Given problem: Identify the lines that include the word "image", then copy all of them.

Records shown:
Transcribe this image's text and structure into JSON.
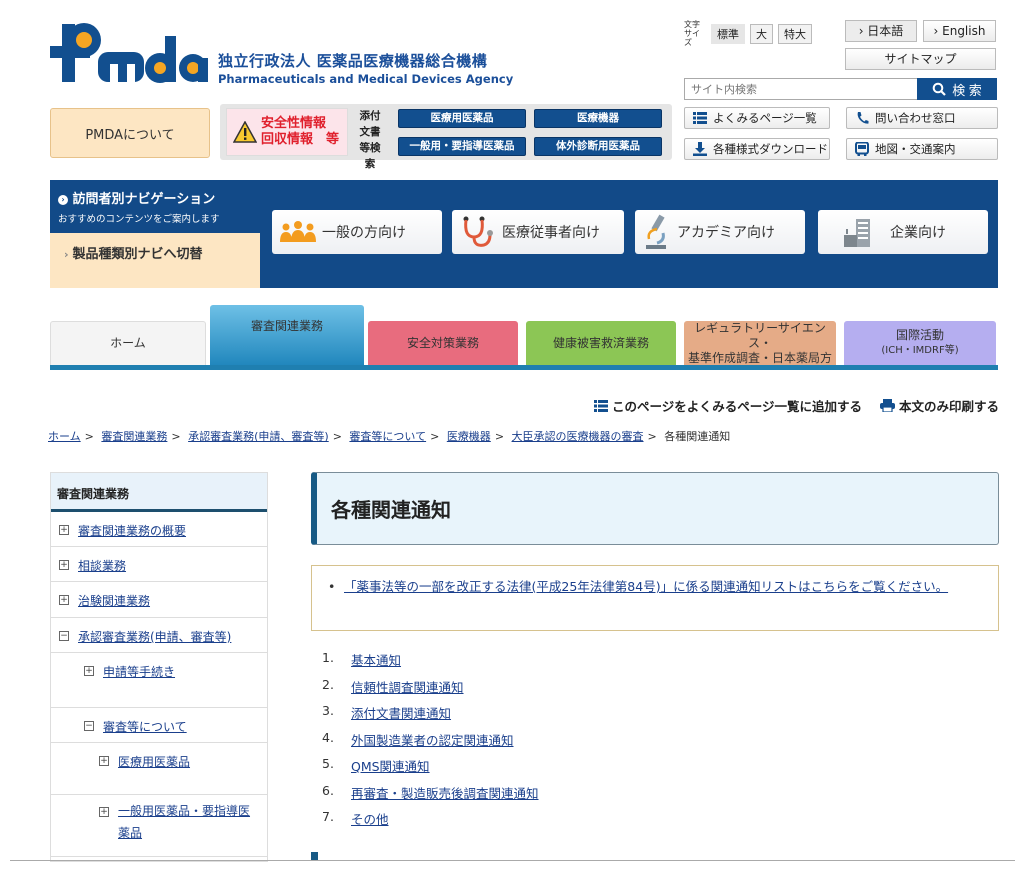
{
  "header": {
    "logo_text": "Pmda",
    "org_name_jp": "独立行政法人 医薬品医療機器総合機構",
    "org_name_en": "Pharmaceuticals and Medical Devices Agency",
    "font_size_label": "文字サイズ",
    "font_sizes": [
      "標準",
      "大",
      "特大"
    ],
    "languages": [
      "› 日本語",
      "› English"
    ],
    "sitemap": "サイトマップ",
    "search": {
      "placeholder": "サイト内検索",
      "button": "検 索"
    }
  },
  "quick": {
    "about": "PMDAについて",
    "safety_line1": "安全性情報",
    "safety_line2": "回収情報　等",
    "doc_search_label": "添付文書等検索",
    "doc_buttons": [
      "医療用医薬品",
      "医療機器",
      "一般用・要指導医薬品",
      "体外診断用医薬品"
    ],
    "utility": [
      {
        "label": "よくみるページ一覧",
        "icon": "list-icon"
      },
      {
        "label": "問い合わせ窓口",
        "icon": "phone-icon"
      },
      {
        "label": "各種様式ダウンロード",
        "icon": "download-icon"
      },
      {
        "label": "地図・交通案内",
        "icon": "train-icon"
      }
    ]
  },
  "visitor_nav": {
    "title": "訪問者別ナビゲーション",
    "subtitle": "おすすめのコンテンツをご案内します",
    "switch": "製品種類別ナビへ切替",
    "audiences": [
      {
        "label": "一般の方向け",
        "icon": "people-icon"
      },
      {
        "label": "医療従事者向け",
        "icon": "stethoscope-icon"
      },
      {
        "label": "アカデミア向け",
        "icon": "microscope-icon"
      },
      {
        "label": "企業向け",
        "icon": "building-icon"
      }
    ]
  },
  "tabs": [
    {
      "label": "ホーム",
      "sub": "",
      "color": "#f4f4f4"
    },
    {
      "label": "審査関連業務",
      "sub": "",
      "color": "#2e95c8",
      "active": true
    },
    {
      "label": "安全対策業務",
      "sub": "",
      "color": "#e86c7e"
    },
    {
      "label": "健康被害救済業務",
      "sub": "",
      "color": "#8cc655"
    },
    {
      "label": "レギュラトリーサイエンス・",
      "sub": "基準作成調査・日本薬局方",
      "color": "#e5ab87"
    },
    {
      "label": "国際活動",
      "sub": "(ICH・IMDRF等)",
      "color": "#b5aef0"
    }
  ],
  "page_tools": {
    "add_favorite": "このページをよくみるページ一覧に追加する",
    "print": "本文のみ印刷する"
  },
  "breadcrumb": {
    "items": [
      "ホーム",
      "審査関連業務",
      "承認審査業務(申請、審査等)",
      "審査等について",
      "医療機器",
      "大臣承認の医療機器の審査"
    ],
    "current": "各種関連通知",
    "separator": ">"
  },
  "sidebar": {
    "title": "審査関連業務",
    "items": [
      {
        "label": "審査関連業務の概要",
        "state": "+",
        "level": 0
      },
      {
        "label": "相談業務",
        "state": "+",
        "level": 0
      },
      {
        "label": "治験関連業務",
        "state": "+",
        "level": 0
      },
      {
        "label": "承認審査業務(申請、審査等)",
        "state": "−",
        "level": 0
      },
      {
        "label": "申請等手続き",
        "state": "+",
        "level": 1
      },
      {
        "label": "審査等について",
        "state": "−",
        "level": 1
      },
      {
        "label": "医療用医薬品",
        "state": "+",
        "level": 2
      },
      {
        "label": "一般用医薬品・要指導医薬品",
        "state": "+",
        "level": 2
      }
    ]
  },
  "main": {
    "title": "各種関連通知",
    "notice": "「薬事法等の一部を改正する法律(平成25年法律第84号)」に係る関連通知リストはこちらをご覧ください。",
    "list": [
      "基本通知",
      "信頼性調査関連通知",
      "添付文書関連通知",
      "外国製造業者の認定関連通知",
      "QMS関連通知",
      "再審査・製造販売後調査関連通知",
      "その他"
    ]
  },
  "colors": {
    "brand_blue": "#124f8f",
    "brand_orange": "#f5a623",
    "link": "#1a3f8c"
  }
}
---
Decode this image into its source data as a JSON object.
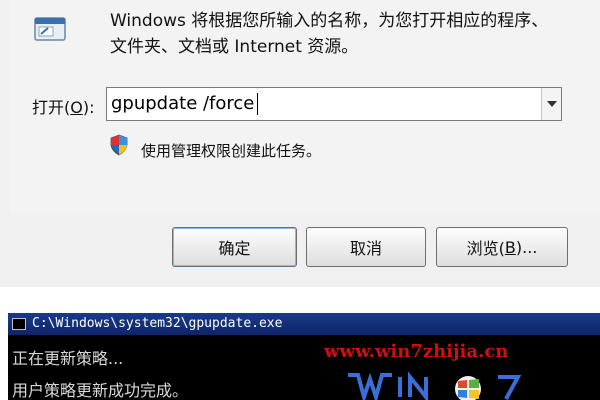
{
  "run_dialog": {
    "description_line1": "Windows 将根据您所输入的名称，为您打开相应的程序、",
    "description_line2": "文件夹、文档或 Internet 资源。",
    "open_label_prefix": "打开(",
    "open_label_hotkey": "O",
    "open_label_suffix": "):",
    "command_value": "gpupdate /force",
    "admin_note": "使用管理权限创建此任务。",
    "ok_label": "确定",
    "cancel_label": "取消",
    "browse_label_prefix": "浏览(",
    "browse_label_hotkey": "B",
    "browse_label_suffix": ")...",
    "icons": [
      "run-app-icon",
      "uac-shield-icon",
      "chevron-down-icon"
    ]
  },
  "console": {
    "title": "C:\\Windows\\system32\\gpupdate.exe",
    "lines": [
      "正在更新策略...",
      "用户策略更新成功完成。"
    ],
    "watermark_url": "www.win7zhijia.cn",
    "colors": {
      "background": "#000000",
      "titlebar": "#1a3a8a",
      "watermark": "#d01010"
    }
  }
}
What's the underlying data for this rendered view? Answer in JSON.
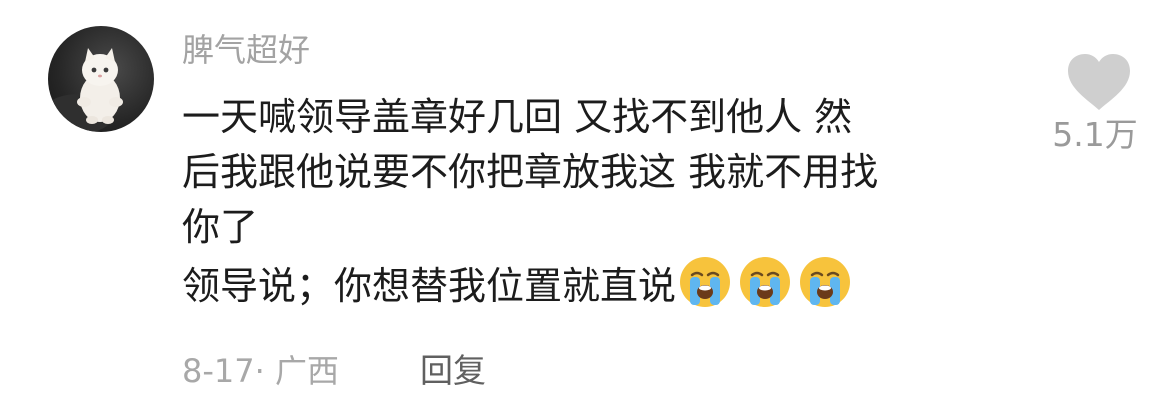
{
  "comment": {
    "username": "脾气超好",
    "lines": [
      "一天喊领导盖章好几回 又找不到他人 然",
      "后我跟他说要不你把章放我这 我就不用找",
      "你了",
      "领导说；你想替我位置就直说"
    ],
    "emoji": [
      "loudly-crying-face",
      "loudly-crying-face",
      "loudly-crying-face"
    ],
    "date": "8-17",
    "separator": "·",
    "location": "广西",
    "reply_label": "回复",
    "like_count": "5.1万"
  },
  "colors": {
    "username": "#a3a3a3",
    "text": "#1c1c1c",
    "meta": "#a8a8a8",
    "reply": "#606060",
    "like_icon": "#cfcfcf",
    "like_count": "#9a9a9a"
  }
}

Response below:
Transcribe this image's text and structure into JSON.
Decode this image into its source data as a JSON object.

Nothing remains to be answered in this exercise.